Record extracts:

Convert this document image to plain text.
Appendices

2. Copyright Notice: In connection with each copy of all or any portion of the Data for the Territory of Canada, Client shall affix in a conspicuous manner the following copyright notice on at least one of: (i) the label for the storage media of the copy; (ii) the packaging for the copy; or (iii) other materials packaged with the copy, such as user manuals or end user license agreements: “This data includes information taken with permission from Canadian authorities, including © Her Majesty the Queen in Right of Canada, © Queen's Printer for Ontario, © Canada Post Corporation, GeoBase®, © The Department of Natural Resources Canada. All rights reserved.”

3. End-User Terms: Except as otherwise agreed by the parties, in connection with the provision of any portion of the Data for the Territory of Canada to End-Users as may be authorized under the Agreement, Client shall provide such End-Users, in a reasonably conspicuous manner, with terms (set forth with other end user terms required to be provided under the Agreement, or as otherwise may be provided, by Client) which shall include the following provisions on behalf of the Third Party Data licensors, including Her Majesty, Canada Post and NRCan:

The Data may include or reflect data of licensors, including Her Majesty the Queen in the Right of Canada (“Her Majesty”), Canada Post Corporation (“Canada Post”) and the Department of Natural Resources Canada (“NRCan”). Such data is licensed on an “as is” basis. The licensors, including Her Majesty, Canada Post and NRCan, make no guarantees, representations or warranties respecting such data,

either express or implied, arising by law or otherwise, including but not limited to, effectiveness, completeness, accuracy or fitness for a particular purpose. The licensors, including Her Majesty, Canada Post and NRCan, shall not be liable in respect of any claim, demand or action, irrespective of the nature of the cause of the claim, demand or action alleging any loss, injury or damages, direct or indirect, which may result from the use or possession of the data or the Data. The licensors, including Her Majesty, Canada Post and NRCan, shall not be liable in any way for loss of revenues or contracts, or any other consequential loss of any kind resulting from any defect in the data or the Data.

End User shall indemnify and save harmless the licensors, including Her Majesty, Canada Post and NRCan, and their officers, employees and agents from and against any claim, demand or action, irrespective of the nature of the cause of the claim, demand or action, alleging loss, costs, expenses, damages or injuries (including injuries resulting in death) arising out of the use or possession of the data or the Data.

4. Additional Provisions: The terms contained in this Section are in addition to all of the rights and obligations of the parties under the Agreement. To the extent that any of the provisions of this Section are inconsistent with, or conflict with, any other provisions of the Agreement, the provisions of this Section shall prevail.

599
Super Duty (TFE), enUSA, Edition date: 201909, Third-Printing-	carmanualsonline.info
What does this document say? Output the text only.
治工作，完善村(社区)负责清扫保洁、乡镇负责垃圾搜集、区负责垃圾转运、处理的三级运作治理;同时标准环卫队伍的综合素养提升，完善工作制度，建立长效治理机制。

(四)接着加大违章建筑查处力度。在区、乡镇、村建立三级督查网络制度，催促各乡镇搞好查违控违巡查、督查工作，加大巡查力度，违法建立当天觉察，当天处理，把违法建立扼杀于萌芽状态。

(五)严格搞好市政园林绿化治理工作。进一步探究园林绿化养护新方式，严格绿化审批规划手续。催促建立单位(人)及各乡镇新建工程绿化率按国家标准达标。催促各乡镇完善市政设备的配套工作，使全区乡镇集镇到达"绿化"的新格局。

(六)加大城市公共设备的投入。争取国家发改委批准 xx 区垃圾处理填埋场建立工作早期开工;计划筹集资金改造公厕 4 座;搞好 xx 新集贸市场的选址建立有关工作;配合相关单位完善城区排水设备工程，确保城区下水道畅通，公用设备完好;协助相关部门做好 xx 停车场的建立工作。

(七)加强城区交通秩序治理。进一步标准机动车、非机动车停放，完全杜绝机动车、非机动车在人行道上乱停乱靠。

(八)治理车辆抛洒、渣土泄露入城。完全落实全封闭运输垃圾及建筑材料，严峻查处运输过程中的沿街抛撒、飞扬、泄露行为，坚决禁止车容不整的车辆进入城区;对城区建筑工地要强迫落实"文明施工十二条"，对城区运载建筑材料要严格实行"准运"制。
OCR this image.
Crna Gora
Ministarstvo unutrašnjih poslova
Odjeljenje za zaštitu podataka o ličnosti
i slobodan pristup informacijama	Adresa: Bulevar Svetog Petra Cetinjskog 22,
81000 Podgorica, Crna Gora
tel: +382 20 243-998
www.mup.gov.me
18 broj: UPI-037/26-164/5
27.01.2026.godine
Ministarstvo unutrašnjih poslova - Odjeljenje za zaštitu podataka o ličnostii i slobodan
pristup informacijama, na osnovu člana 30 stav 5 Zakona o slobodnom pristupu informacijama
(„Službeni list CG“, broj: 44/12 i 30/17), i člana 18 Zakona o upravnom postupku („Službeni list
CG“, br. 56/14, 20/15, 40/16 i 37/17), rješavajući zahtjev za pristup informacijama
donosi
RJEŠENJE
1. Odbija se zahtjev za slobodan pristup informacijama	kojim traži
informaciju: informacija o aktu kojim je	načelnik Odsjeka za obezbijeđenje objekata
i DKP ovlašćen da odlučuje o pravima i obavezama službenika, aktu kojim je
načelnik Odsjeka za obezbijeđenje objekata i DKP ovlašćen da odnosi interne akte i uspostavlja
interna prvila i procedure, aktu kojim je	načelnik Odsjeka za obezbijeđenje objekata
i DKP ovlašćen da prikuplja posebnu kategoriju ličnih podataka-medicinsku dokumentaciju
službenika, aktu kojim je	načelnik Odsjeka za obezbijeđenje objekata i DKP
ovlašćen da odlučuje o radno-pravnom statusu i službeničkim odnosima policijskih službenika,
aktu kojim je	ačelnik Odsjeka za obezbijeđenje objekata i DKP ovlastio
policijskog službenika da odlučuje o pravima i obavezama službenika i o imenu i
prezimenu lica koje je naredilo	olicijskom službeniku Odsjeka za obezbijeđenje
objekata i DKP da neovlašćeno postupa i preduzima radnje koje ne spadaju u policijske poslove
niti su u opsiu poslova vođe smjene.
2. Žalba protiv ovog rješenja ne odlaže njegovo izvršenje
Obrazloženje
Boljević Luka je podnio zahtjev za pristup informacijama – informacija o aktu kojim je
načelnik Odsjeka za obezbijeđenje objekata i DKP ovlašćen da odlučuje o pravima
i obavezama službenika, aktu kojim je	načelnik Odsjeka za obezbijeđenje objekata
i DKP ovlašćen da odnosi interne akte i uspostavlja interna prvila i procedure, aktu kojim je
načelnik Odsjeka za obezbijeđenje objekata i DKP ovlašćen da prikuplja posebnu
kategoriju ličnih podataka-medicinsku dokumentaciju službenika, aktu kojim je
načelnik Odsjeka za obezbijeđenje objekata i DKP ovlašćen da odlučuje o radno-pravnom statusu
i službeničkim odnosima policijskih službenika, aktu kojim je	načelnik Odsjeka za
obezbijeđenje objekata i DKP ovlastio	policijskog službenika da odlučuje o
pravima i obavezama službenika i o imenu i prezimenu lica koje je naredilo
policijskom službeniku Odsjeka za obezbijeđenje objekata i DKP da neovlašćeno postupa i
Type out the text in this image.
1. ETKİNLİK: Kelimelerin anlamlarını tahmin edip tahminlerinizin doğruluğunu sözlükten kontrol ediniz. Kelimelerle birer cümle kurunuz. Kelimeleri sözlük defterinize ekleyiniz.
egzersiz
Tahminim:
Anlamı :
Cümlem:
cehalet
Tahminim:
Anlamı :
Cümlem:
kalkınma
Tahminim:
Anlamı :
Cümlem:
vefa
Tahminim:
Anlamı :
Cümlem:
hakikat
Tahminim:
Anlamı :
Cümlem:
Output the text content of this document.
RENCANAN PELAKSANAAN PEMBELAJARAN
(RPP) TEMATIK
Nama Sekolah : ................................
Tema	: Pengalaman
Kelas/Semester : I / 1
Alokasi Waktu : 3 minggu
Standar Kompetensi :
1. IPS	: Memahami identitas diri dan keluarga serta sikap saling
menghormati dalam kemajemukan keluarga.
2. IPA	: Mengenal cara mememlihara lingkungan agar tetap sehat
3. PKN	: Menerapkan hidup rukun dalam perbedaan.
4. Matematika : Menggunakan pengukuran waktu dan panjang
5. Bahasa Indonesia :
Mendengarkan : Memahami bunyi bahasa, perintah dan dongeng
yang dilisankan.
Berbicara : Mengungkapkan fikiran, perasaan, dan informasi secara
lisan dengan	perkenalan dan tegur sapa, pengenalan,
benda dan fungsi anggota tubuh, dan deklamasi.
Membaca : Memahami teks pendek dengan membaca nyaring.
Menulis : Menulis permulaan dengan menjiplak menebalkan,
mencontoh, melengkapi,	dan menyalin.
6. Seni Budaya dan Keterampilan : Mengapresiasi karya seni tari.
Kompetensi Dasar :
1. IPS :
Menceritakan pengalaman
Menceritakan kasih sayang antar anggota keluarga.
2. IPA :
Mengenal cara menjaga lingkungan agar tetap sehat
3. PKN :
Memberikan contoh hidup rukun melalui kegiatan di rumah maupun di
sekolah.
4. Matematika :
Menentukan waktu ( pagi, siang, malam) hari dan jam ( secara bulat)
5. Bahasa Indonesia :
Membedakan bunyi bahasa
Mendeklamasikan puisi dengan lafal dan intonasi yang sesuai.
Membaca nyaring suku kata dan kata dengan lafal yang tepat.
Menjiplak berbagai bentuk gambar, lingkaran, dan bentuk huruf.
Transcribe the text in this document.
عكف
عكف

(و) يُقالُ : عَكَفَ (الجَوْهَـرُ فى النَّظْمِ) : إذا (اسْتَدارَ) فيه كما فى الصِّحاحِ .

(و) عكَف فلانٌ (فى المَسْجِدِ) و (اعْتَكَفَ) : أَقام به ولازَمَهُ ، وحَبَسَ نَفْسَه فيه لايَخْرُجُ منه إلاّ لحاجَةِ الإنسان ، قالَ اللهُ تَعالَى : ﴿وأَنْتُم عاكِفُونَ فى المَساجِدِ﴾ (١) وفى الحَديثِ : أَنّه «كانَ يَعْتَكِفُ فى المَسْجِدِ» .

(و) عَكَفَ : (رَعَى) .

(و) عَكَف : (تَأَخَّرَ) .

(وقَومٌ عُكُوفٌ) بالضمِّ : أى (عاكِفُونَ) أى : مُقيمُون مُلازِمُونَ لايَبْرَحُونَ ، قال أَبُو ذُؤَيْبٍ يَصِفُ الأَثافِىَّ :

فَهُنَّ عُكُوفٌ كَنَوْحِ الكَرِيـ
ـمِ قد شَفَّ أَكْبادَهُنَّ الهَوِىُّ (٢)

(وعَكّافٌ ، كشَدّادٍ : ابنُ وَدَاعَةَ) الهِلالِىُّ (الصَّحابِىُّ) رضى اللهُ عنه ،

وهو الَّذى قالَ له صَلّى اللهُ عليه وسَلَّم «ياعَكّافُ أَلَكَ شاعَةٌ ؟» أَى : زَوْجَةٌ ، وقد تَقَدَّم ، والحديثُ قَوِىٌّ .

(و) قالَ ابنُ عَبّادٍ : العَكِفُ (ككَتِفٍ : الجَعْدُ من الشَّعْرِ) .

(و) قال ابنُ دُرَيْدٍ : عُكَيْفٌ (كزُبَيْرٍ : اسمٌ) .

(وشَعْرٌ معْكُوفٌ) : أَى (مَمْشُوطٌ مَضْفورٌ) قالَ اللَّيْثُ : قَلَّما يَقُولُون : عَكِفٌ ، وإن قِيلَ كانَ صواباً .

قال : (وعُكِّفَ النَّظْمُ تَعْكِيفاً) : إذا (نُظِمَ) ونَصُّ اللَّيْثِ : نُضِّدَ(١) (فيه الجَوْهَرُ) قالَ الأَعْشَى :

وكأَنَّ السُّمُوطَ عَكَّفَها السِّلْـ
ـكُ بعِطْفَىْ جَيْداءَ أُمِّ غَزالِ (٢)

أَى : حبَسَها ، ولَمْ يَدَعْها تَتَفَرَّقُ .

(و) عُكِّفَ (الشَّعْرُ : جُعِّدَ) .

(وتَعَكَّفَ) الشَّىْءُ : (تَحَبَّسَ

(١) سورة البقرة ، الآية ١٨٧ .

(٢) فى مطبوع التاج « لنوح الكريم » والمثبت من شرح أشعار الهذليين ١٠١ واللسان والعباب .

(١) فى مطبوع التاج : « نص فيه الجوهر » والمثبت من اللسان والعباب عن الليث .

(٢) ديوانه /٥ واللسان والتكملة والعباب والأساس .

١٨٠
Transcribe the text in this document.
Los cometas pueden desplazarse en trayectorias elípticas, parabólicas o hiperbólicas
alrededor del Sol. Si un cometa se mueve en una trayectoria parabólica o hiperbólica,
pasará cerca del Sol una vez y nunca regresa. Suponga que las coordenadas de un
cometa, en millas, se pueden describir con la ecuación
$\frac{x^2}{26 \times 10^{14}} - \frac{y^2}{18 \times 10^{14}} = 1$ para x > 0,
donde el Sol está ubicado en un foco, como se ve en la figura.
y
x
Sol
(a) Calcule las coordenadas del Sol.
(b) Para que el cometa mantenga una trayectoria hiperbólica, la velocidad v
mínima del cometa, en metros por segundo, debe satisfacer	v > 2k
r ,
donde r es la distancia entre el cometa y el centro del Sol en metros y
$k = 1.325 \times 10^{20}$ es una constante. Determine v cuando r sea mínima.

Written task:
Tally the lines of the data that contain the string "tetap" and report the total alone.

Answer to this exercise:
2